REQUIREMENT: Examine the material below. Gather every line in which the string "related" appears.

RECORD SET:
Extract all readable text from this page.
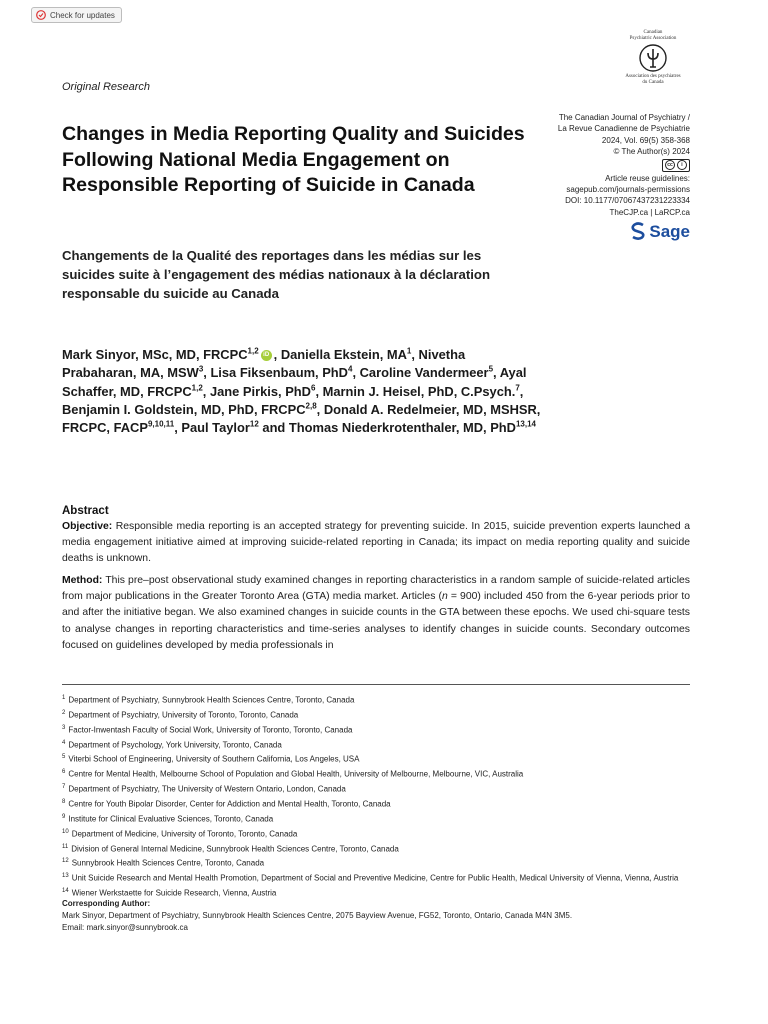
Check for updates
Canadian
Psychiatric Association
Association des psychiatres
du Canada
Original Research
Changes in Media Reporting Quality and Suicides Following National Media Engagement on Responsible Reporting of Suicide in Canada
The Canadian Journal of Psychiatry /
La Revue Canadienne de Psychiatrie
2024, Vol. 69(5) 358-368
© The Author(s) 2024
cc	i
Article reuse guidelines:
sagepub.com/journals-permissions
DOI: 10.1177/07067437231223334
TheCJP.ca | LaRCP.ca
Sage
Changements de la Qualité des reportages dans les médias sur les suicides suite à l’engagement des médias nationaux à la déclaration responsable du suicide au Canada

Mark Sinyor, MSc, MD, FRCPC$^{1,2}$ iD , Daniella Ekstein, $MA^1$, Nivetha Prabaharan, MA, MSW$^3$, Lisa Fiksenbaum, PhD$^4$, Caroline Vandermeer$^5$, Ayal Schaffer, MD, FRCPC$^{1,2}$, Jane Pirkis, PhD$^6$, Marnin J. Heisel, PhD, C.Psych.$^7$, Benjamin I. Goldstein, MD, PhD, FRCPC$^{2,8}$, Donald A. Redelmeier, MD, MSHSR, FRCPC, FACP$^{9,10,11}$, Paul Taylor$^{12}$ and Thomas Niederkrotenthaler, MD, PhD$^{13,14}$

Abstract

Objective: Responsible media reporting is an accepted strategy for preventing suicide. In 2015, suicide prevention experts launched a media engagement initiative aimed at improving suicide-related reporting in Canada; its impact on media reporting quality and suicide deaths is unknown.

Method: This pre–post observational study examined changes in reporting characteristics in a random sample of suicide-related articles from major publications in the Greater Toronto Area (GTA) media market. Articles (n = 900) included 450 from the 6-year periods prior to and after the initiative began. We also examined changes in suicide counts in the GTA between these epochs. We used chi-square tests to analyse changes in reporting characteristics and time-series analyses to identify changes in suicide counts. Secondary outcomes focused on guidelines developed by media professionals in

$^1$ Department of Psychiatry, Sunnybrook Health Sciences Centre, Toronto, Canada
$^2$ Department of Psychiatry, University of Toronto, Toronto, Canada
$^3$ Factor-Inwentash Faculty of Social Work, University of Toronto, Toronto, Canada
$^4$ Department of Psychology, York University, Toronto, Canada
$^5$ Viterbi School of Engineering, University of Southern California, Los Angeles, USA
$^6$ Centre for Mental Health, Melbourne School of Population and Global Health, University of Melbourne, Melbourne, VIC, Australia
$^7$ Department of Psychiatry, The University of Western Ontario, London, Canada
$^8$ Centre for Youth Bipolar Disorder, Center for Addiction and Mental Health, Toronto, Canada
$^9$ Institute for Clinical Evaluative Sciences, Toronto, Canada
$^{10}$ Department of Medicine, University of Toronto, Toronto, Canada
$^{11}$ Division of General Internal Medicine, Sunnybrook Health Sciences Centre, Toronto, Canada
$^{12}$ Sunnybrook Health Sciences Centre, Toronto, Canada
$^{13}$ Unit Suicide Research and Mental Health Promotion, Department of Social and Preventive Medicine, Centre for Public Health, Medical University of Vienna, Vienna, Austria
$^{14}$ Wiener Werkstaette for Suicide Research, Vienna, Austria
Corresponding Author:
Mark Sinyor, Department of Psychiatry, Sunnybrook Health Sciences Centre, 2075 Bayview Avenue, FG52, Toronto, Ontario, Canada M4N 3M5.
Email: mark.sinyor@sunnybrook.ca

WORKED ANSWER:
Objective: Responsible media reporting is an accepted strategy for preventing suicide. In 2015, suicide prevention experts launched a media engagement initiative aimed at improving suicide-related reporting in Canada; its impact on media reporting quality and suicide deaths is unknown.
Method: This pre–post observational study examined changes in reporting characteristics in a random sample of suicide-related articles from major publications in the Greater Toronto Area (GTA) media market. Articles (n = 900) included 450 from the 6-year periods prior to and after the initiative began. We also examined changes in suicide counts in the GTA between these epochs. We used chi-square tests to analyse changes in reporting characteristics and time-series analyses to identify changes in suicide counts. Secondary outcomes focused on guidelines developed by media professionals in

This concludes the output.